• INSTRUCTIONS FOR THE TASK
Note each line that includes the word "probability". Copy those lines.

• LISTED ENTRIES
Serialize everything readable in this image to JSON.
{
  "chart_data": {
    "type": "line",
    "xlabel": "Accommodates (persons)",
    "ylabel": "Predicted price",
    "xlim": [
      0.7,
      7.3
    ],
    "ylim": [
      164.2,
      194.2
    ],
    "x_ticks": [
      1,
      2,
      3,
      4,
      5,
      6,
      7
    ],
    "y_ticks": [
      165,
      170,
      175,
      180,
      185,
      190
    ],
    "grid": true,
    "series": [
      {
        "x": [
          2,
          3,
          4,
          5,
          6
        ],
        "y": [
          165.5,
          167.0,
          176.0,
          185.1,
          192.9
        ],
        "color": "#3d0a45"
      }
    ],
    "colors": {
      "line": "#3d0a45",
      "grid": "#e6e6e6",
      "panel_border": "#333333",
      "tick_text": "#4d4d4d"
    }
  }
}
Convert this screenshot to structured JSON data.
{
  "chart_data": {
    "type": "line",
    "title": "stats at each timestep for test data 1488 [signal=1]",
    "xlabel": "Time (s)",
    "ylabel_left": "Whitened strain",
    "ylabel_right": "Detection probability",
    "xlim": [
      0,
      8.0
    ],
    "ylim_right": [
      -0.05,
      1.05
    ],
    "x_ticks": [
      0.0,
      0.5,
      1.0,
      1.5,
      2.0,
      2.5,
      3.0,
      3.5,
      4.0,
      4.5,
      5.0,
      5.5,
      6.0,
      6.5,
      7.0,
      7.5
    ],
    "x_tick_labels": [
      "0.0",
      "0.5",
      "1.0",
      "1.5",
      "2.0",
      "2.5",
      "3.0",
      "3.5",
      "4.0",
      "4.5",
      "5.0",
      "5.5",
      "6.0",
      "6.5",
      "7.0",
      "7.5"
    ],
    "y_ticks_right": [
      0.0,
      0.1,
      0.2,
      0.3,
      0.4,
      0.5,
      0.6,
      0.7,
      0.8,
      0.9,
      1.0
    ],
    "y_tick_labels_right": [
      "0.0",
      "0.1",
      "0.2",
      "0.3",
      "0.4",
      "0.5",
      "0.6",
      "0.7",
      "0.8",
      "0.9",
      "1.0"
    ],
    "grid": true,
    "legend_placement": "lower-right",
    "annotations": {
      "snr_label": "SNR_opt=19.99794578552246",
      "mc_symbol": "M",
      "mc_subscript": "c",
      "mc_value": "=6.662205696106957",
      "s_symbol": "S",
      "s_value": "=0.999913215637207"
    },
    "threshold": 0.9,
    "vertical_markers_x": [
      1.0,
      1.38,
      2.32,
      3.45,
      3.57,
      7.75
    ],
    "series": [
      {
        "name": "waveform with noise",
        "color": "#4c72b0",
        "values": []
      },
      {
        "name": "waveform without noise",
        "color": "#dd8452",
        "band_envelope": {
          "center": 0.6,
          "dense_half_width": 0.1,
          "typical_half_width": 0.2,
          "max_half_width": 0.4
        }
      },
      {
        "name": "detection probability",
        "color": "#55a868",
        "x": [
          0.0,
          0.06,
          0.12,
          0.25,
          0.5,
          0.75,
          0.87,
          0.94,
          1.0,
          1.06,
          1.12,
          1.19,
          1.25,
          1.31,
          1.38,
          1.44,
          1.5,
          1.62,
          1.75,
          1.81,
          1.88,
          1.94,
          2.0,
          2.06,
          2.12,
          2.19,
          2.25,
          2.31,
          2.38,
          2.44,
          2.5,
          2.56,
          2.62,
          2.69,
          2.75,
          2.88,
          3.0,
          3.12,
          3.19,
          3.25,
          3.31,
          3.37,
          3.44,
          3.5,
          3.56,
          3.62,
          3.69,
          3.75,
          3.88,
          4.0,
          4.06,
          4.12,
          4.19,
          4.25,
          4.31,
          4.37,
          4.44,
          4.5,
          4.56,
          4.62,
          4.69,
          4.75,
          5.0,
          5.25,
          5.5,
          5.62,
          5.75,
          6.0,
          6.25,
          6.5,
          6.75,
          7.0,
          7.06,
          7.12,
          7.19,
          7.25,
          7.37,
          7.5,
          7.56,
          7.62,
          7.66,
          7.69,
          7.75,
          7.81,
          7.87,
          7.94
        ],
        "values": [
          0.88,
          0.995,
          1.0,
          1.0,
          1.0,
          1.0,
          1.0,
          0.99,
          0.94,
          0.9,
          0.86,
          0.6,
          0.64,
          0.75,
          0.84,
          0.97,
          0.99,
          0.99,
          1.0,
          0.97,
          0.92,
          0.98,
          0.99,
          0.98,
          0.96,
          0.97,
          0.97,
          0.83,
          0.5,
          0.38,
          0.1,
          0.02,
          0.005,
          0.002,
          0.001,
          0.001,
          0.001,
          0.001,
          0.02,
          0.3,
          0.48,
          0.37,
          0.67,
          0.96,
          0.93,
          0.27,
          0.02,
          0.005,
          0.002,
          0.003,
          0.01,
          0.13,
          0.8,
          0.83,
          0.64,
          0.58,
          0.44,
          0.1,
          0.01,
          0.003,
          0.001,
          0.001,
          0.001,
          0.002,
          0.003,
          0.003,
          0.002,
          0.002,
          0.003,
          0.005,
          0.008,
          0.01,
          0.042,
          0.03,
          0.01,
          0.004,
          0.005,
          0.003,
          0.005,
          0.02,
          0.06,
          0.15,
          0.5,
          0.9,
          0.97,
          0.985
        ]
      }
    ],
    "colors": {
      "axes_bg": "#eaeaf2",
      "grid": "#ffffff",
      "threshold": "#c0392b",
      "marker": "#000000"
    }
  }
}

• WRITTEN ANSWER
    "ylabel_right": "Detection probability",
        "name": "detection probability",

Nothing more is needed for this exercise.